Each entry below is to be duplicated verbatim.

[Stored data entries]
━━━━━━

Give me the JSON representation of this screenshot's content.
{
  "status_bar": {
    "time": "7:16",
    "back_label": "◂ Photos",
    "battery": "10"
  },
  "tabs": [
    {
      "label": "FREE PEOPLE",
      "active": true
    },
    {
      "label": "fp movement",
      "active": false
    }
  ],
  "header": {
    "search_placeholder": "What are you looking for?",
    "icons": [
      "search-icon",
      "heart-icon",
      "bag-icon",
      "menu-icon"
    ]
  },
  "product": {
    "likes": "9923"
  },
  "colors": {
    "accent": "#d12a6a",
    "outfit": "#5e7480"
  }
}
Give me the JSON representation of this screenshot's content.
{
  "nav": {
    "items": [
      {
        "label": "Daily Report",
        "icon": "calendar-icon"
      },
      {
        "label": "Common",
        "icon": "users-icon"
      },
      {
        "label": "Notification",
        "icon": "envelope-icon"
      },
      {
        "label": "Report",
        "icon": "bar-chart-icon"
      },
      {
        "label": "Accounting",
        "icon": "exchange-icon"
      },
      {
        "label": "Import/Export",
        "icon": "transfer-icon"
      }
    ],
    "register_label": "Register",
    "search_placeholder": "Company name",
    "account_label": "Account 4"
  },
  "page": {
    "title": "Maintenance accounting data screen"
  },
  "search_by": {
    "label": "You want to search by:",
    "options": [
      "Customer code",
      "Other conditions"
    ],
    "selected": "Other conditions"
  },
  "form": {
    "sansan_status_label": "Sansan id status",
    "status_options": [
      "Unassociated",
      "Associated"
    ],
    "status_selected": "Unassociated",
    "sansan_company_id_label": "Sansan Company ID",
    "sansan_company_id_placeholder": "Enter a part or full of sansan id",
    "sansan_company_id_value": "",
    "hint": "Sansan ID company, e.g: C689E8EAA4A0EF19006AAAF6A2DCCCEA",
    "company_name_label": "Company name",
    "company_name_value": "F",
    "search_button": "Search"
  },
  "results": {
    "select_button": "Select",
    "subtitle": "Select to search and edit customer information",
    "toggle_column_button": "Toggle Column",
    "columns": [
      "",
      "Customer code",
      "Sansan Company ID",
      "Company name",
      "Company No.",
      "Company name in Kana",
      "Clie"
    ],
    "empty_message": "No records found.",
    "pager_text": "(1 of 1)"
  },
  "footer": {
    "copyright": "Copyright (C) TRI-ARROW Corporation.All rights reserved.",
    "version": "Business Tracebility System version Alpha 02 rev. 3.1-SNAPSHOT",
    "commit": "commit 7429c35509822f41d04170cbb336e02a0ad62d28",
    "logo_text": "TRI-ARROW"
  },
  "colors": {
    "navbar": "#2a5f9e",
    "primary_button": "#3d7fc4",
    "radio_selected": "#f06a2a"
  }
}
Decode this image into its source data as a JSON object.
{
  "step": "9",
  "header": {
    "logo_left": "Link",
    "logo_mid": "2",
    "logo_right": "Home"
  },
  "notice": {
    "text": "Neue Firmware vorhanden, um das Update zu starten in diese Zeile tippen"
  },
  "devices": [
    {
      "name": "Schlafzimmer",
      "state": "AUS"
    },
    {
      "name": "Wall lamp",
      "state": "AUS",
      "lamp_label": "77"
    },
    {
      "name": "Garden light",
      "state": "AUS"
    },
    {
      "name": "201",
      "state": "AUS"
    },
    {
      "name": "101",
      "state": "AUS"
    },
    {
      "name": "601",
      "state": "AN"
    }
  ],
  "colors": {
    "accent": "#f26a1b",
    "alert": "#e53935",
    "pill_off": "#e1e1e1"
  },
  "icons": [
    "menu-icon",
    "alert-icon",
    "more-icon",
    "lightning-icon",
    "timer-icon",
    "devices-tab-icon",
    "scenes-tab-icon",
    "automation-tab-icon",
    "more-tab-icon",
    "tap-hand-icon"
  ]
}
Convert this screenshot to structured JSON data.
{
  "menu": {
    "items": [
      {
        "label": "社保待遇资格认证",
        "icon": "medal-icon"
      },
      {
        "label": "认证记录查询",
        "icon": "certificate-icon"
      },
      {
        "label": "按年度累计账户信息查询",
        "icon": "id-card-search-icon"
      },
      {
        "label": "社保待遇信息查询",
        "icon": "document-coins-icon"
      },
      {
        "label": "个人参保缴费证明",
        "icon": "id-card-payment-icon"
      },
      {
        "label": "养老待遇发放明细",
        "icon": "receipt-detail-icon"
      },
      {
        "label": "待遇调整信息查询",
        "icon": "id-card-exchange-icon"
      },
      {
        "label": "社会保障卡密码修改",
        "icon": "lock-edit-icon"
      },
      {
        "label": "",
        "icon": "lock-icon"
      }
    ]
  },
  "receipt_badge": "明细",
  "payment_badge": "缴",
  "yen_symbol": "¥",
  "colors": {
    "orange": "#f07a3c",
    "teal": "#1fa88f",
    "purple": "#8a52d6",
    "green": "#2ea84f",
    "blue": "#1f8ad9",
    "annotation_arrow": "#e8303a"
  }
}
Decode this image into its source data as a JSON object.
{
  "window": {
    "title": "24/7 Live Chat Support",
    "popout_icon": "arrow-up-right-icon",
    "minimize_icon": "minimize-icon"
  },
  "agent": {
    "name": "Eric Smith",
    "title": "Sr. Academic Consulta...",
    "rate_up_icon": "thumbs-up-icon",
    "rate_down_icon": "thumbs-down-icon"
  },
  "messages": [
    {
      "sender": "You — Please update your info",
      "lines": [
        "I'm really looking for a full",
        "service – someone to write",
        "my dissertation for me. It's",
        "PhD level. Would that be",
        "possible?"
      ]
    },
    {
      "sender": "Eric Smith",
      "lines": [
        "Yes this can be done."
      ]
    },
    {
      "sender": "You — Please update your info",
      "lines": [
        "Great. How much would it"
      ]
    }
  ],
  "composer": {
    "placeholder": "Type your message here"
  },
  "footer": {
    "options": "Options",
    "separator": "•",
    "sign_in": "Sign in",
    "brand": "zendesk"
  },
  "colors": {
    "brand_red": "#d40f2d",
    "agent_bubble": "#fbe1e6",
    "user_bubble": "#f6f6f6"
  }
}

━━━━━━

◆ **FULL ANSWER**
Give me the JSON representation of this screenshot's content.
{
  "status_bar": {
    "time": "7:16",
    "back_label": "◂ Photos",
    "battery": "10"
  },
  "tabs": [
    {
      "label": "FREE PEOPLE",
      "active": true
    },
    {
      "label": "fp movement",
      "active": false
    }
  ],
  "header": {
    "search_placeholder": "What are you looking for?",
    "icons": [
      "search-icon",
      "heart-icon",
      "bag-icon",
      "menu-icon"
    ]
  },
  "product": {
    "likes": "9923"
  },
  "colors": {
    "accent": "#d12a6a",
    "outfit": "#5e7480"
  }
}
Give me the JSON representation of this screenshot's content.
{
  "nav": {
    "items": [
      {
        "label": "Daily Report",
        "icon": "calendar-icon"
      },
      {
        "label": "Common",
        "icon": "users-icon"
      },
      {
        "label": "Notification",
        "icon": "envelope-icon"
      },
      {
        "label": "Report",
        "icon": "bar-chart-icon"
      },
      {
        "label": "Accounting",
        "icon": "exchange-icon"
      },
      {
        "label": "Import/Export",
        "icon": "transfer-icon"
      }
    ],
    "register_label": "Register",
    "search_placeholder": "Company name",
    "account_label": "Account 4"
  },
  "page": {
    "title": "Maintenance accounting data screen"
  },
  "search_by": {
    "label": "You want to search by:",
    "options": [
      "Customer code",
      "Other conditions"
    ],
    "selected": "Other conditions"
  },
  "form": {
    "sansan_status_label": "Sansan id status",
    "status_options": [
      "Unassociated",
      "Associated"
    ],
    "status_selected": "Unassociated",
    "sansan_company_id_label": "Sansan Company ID",
    "sansan_company_id_placeholder": "Enter a part or full of sansan id",
    "sansan_company_id_value": "",
    "hint": "Sansan ID company, e.g: C689E8EAA4A0EF19006AAAF6A2DCCCEA",
    "company_name_label": "Company name",
    "company_name_value": "F",
    "search_button": "Search"
  },
  "results": {
    "select_button": "Select",
    "subtitle": "Select to search and edit customer information",
    "toggle_column_button": "Toggle Column",
    "columns": [
      "",
      "Customer code",
      "Sansan Company ID",
      "Company name",
      "Company No.",
      "Company name in Kana",
      "Clie"
    ],
    "empty_message": "No records found.",
    "pager_text": "(1 of 1)"
  },
  "footer": {
    "copyright": "Copyright (C) TRI-ARROW Corporation.All rights reserved.",
    "version": "Business Tracebility System version Alpha 02 rev. 3.1-SNAPSHOT",
    "commit": "commit 7429c35509822f41d04170cbb336e02a0ad62d28",
    "logo_text": "TRI-ARROW"
  },
  "colors": {
    "navbar": "#2a5f9e",
    "primary_button": "#3d7fc4",
    "radio_selected": "#f06a2a"
  }
}
Decode this image into its source data as a JSON object.
{
  "step": "9",
  "header": {
    "logo_left": "Link",
    "logo_mid": "2",
    "logo_right": "Home"
  },
  "notice": {
    "text": "Neue Firmware vorhanden, um das Update zu starten in diese Zeile tippen"
  },
  "devices": [
    {
      "name": "Schlafzimmer",
      "state": "AUS"
    },
    {
      "name": "Wall lamp",
      "state": "AUS",
      "lamp_label": "77"
    },
    {
      "name": "Garden light",
      "state": "AUS"
    },
    {
      "name": "201",
      "state": "AUS"
    },
    {
      "name": "101",
      "state": "AUS"
    },
    {
      "name": "601",
      "state": "AN"
    }
  ],
  "colors": {
    "accent": "#f26a1b",
    "alert": "#e53935",
    "pill_off": "#e1e1e1"
  },
  "icons": [
    "menu-icon",
    "alert-icon",
    "more-icon",
    "lightning-icon",
    "timer-icon",
    "devices-tab-icon",
    "scenes-tab-icon",
    "automation-tab-icon",
    "more-tab-icon",
    "tap-hand-icon"
  ]
}
Convert this screenshot to structured JSON data.
{
  "menu": {
    "items": [
      {
        "label": "社保待遇资格认证",
        "icon": "medal-icon"
      },
      {
        "label": "认证记录查询",
        "icon": "certificate-icon"
      },
      {
        "label": "按年度累计账户信息查询",
        "icon": "id-card-search-icon"
      },
      {
        "label": "社保待遇信息查询",
        "icon": "document-coins-icon"
      },
      {
        "label": "个人参保缴费证明",
        "icon": "id-card-payment-icon"
      },
      {
        "label": "养老待遇发放明细",
        "icon": "receipt-detail-icon"
      },
      {
        "label": "待遇调整信息查询",
        "icon": "id-card-exchange-icon"
      },
      {
        "label": "社会保障卡密码修改",
        "icon": "lock-edit-icon"
      },
      {
        "label": "",
        "icon": "lock-icon"
      }
    ]
  },
  "receipt_badge": "明细",
  "payment_badge": "缴",
  "yen_symbol": "¥",
  "colors": {
    "orange": "#f07a3c",
    "teal": "#1fa88f",
    "purple": "#8a52d6",
    "green": "#2ea84f",
    "blue": "#1f8ad9",
    "annotation_arrow": "#e8303a"
  }
}
Decode this image into its source data as a JSON object.
{
  "window": {
    "title": "24/7 Live Chat Support",
    "popout_icon": "arrow-up-right-icon",
    "minimize_icon": "minimize-icon"
  },
  "agent": {
    "name": "Eric Smith",
    "title": "Sr. Academic Consulta...",
    "rate_up_icon": "thumbs-up-icon",
    "rate_down_icon": "thumbs-down-icon"
  },
  "messages": [
    {
      "sender": "You — Please update your info",
      "lines": [
        "I'm really looking for a full",
        "service – someone to write",
        "my dissertation for me. It's",
        "PhD level. Would that be",
        "possible?"
      ]
    },
    {
      "sender": "Eric Smith",
      "lines": [
        "Yes this can be done."
      ]
    },
    {
      "sender": "You — Please update your info",
      "lines": [
        "Great. How much would it"
      ]
    }
  ],
  "composer": {
    "placeholder": "Type your message here"
  },
  "footer": {
    "options": "Options",
    "separator": "•",
    "sign_in": "Sign in",
    "brand": "zendesk"
  },
  "colors": {
    "brand_red": "#d40f2d",
    "agent_bubble": "#fbe1e6",
    "user_bubble": "#f6f6f6"
  }
}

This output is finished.